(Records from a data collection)
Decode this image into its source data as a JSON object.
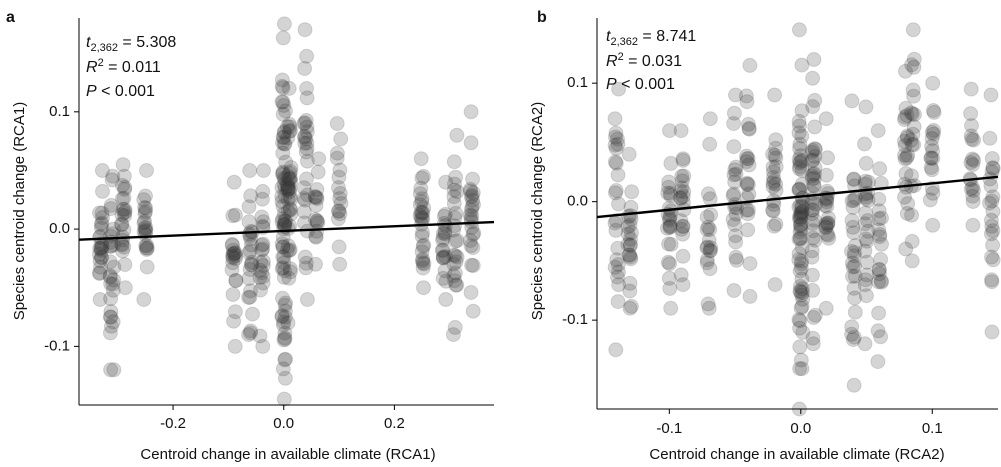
{
  "chart_data": [
    {
      "type": "scatter",
      "panel_label": "a",
      "xlabel": "Centroid change in available climate (RCA1)",
      "ylabel": "Species centroid change  (RCA1)",
      "xlim": [
        -0.37,
        0.38
      ],
      "ylim": [
        -0.15,
        0.18
      ],
      "xticks": [
        -0.2,
        0.0,
        0.2
      ],
      "xtick_labels": [
        "-0.2",
        "0.0",
        "0.2"
      ],
      "yticks": [
        -0.1,
        0.0,
        0.1
      ],
      "ytick_labels": [
        "-0.1",
        "0.0",
        "0.1"
      ],
      "grid": false,
      "stats": {
        "t_sub": "2,362",
        "t_value": "5.308",
        "r2_value": "0.011",
        "p_value": "0.001"
      },
      "regression_line": {
        "x": [
          -0.37,
          0.38
        ],
        "y": [
          -0.009,
          0.006
        ]
      },
      "point_columns": [
        {
          "x": -0.33,
          "ymin": -0.06,
          "ymax": 0.05,
          "n": 24
        },
        {
          "x": -0.31,
          "ymin": -0.12,
          "ymax": 0.045,
          "n": 28
        },
        {
          "x": -0.29,
          "ymin": -0.05,
          "ymax": 0.055,
          "n": 24
        },
        {
          "x": -0.25,
          "ymin": -0.06,
          "ymax": 0.05,
          "n": 22
        },
        {
          "x": -0.09,
          "ymin": -0.1,
          "ymax": 0.04,
          "n": 22
        },
        {
          "x": -0.06,
          "ymin": -0.09,
          "ymax": 0.05,
          "n": 24
        },
        {
          "x": -0.04,
          "ymin": -0.1,
          "ymax": 0.05,
          "n": 22
        },
        {
          "x": 0.0,
          "ymin": -0.145,
          "ymax": 0.175,
          "n": 70
        },
        {
          "x": 0.01,
          "ymin": -0.08,
          "ymax": 0.12,
          "n": 40
        },
        {
          "x": 0.04,
          "ymin": -0.06,
          "ymax": 0.17,
          "n": 30
        },
        {
          "x": 0.06,
          "ymin": -0.03,
          "ymax": 0.06,
          "n": 16
        },
        {
          "x": 0.1,
          "ymin": -0.03,
          "ymax": 0.09,
          "n": 16
        },
        {
          "x": 0.25,
          "ymin": -0.05,
          "ymax": 0.06,
          "n": 28
        },
        {
          "x": 0.29,
          "ymin": -0.06,
          "ymax": 0.04,
          "n": 20
        },
        {
          "x": 0.31,
          "ymin": -0.09,
          "ymax": 0.08,
          "n": 26
        },
        {
          "x": 0.34,
          "ymin": -0.07,
          "ymax": 0.1,
          "n": 26
        }
      ]
    },
    {
      "type": "scatter",
      "panel_label": "b",
      "xlabel": "Centroid change in available climate (RCA2)",
      "ylabel": "Species centroid change  (RCA2)",
      "xlim": [
        -0.155,
        0.15
      ],
      "ylim": [
        -0.175,
        0.155
      ],
      "xticks": [
        -0.1,
        0.0,
        0.1
      ],
      "xtick_labels": [
        "-0.1",
        "0.0",
        "0.1"
      ],
      "yticks": [
        -0.1,
        0.0,
        0.1
      ],
      "ytick_labels": [
        "-0.1",
        "0.0",
        "0.1"
      ],
      "grid": false,
      "stats": {
        "t_sub": "2,362",
        "t_value": "8.741",
        "r2_value": "0.031",
        "p_value": "0.001"
      },
      "regression_line": {
        "x": [
          -0.155,
          0.15
        ],
        "y": [
          -0.013,
          0.021
        ]
      },
      "point_columns": [
        {
          "x": -0.14,
          "ymin": -0.125,
          "ymax": 0.095,
          "n": 26
        },
        {
          "x": -0.13,
          "ymin": -0.09,
          "ymax": 0.04,
          "n": 22
        },
        {
          "x": -0.1,
          "ymin": -0.09,
          "ymax": 0.06,
          "n": 24
        },
        {
          "x": -0.09,
          "ymin": -0.07,
          "ymax": 0.06,
          "n": 22
        },
        {
          "x": -0.07,
          "ymin": -0.09,
          "ymax": 0.07,
          "n": 20
        },
        {
          "x": -0.05,
          "ymin": -0.075,
          "ymax": 0.09,
          "n": 22
        },
        {
          "x": -0.04,
          "ymin": -0.08,
          "ymax": 0.115,
          "n": 22
        },
        {
          "x": -0.02,
          "ymin": -0.07,
          "ymax": 0.09,
          "n": 22
        },
        {
          "x": 0.0,
          "ymin": -0.175,
          "ymax": 0.145,
          "n": 70
        },
        {
          "x": 0.01,
          "ymin": -0.12,
          "ymax": 0.12,
          "n": 40
        },
        {
          "x": 0.02,
          "ymin": -0.09,
          "ymax": 0.07,
          "n": 22
        },
        {
          "x": 0.04,
          "ymin": -0.155,
          "ymax": 0.085,
          "n": 28
        },
        {
          "x": 0.05,
          "ymin": -0.12,
          "ymax": 0.08,
          "n": 24
        },
        {
          "x": 0.06,
          "ymin": -0.135,
          "ymax": 0.06,
          "n": 22
        },
        {
          "x": 0.08,
          "ymin": -0.04,
          "ymax": 0.11,
          "n": 20
        },
        {
          "x": 0.085,
          "ymin": -0.05,
          "ymax": 0.145,
          "n": 20
        },
        {
          "x": 0.1,
          "ymin": -0.02,
          "ymax": 0.1,
          "n": 18
        },
        {
          "x": 0.13,
          "ymin": -0.02,
          "ymax": 0.095,
          "n": 18
        },
        {
          "x": 0.145,
          "ymin": -0.11,
          "ymax": 0.09,
          "n": 22
        }
      ]
    }
  ]
}
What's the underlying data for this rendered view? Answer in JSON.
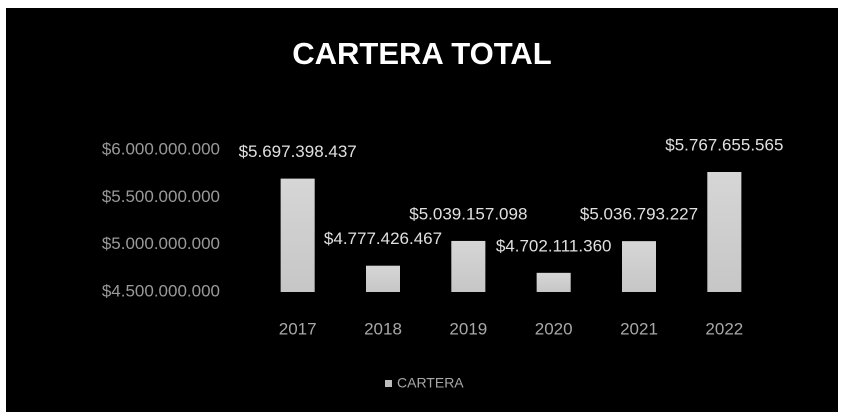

Problem statement »
List every line in the records above that contains the word "ylabel".

Answer below »
      "ylabel": "Species centroid change  (RCA1)",
      "ylabel": "Species centroid change  (RCA2)",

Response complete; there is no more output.